In the records that follow, show each line where the word "xlabel" is present.

Dataset items>
──────

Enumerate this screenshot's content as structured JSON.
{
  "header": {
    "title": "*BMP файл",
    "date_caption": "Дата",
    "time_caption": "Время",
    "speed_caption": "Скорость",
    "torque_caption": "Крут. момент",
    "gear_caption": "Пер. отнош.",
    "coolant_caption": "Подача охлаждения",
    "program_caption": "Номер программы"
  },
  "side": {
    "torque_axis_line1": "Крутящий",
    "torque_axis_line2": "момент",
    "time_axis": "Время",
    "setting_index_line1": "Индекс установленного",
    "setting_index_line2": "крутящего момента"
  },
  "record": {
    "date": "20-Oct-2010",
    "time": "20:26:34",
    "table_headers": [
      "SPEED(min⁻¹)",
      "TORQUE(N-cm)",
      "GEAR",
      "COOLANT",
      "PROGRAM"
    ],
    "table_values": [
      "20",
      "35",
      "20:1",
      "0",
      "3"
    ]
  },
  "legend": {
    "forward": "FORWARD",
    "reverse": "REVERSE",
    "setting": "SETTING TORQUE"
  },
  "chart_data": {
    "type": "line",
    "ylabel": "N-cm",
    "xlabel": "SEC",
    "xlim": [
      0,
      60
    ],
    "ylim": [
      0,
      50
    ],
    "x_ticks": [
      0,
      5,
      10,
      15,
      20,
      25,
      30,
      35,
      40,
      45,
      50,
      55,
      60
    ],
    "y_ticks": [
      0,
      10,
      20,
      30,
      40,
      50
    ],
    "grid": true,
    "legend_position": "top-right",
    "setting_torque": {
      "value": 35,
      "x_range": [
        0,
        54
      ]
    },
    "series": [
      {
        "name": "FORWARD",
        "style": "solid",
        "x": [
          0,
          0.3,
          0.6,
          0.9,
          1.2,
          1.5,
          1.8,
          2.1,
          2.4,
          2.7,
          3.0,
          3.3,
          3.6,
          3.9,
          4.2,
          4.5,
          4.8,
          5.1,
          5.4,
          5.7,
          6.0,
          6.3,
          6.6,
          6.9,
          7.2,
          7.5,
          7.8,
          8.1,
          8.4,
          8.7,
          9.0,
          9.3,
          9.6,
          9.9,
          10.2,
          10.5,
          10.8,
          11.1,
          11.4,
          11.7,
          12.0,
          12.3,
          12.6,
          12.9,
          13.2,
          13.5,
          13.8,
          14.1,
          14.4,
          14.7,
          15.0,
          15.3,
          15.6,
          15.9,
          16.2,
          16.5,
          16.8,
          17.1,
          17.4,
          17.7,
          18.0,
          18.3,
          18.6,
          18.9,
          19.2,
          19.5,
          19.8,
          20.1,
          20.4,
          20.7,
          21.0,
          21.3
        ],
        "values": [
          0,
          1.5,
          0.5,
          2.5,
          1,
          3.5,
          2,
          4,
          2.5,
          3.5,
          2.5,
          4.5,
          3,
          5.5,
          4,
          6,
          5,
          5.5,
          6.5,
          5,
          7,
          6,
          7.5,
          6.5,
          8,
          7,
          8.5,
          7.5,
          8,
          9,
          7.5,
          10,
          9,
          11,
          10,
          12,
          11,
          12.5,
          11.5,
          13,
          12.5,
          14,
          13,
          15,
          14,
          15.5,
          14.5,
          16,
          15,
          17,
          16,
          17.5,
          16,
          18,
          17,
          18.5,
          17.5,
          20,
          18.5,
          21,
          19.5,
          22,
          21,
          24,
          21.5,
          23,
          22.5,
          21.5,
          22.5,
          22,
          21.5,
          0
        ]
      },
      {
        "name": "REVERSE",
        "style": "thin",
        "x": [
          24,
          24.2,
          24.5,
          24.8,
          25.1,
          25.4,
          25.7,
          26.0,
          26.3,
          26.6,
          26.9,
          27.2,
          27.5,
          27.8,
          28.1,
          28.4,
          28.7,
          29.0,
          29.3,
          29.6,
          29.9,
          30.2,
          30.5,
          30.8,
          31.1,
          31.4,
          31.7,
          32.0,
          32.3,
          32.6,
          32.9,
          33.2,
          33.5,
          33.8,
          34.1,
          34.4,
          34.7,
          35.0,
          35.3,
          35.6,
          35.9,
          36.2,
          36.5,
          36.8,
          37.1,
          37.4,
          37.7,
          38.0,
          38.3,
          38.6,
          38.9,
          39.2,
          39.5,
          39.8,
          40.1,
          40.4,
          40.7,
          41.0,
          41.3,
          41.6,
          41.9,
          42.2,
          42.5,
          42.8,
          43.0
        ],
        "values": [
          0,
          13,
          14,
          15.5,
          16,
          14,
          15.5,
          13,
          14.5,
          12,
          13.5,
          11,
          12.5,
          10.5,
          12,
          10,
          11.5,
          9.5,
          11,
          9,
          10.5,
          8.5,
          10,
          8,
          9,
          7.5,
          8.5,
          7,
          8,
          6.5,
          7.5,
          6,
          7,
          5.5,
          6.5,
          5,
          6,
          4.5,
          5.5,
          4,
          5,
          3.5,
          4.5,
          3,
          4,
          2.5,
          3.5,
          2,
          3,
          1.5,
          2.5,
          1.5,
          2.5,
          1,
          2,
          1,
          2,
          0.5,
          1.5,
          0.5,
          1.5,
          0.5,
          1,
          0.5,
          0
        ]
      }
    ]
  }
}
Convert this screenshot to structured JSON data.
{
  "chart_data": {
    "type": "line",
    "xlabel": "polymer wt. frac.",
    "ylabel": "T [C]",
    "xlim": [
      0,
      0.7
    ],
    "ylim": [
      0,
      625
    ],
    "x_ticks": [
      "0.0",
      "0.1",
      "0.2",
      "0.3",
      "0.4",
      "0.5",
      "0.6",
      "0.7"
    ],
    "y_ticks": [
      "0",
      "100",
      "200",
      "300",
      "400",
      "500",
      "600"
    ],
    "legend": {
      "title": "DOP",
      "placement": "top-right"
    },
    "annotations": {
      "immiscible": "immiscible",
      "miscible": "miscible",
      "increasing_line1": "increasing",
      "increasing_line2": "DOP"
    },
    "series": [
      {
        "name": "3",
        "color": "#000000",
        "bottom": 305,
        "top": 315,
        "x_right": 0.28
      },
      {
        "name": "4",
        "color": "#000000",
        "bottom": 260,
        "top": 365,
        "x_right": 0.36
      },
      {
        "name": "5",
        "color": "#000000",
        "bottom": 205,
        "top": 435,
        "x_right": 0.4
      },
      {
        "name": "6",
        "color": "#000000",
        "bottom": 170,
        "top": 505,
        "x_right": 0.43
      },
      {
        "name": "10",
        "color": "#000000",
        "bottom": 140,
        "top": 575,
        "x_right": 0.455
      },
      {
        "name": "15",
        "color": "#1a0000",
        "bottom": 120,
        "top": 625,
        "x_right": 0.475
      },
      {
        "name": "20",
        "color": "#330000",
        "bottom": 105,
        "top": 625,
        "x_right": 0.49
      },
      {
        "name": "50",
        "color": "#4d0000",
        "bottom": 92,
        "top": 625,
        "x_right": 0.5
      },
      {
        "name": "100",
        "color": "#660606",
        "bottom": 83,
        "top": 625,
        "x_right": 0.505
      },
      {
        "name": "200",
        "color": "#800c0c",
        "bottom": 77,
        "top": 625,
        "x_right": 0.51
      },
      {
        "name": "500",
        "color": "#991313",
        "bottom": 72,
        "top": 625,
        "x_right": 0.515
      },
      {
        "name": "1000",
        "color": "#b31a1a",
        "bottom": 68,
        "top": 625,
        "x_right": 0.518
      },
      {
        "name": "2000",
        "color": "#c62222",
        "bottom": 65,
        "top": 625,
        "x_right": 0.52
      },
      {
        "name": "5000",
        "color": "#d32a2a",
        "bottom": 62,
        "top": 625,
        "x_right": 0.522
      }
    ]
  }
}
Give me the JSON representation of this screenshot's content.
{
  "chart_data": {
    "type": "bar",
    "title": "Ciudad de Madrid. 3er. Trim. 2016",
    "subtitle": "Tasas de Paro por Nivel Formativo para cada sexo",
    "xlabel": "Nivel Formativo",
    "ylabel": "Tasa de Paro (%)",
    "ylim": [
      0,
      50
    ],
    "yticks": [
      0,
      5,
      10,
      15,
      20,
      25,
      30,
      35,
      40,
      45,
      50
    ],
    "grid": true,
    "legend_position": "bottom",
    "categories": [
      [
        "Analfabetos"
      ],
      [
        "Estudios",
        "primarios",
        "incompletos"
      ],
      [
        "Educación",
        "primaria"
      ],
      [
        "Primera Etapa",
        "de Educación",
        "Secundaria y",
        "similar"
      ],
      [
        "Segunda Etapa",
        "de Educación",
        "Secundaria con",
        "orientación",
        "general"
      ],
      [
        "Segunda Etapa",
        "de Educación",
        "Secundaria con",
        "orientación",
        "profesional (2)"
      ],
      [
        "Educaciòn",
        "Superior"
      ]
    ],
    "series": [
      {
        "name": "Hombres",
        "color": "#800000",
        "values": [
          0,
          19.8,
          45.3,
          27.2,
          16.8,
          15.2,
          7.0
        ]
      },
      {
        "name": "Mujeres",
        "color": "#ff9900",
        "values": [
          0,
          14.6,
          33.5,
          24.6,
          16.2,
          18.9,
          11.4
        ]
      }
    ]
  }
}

──────

Full response>
    "xlabel": "SEC",
    "xlabel": "polymer wt. frac.",
    "xlabel": "Nivel Formativo",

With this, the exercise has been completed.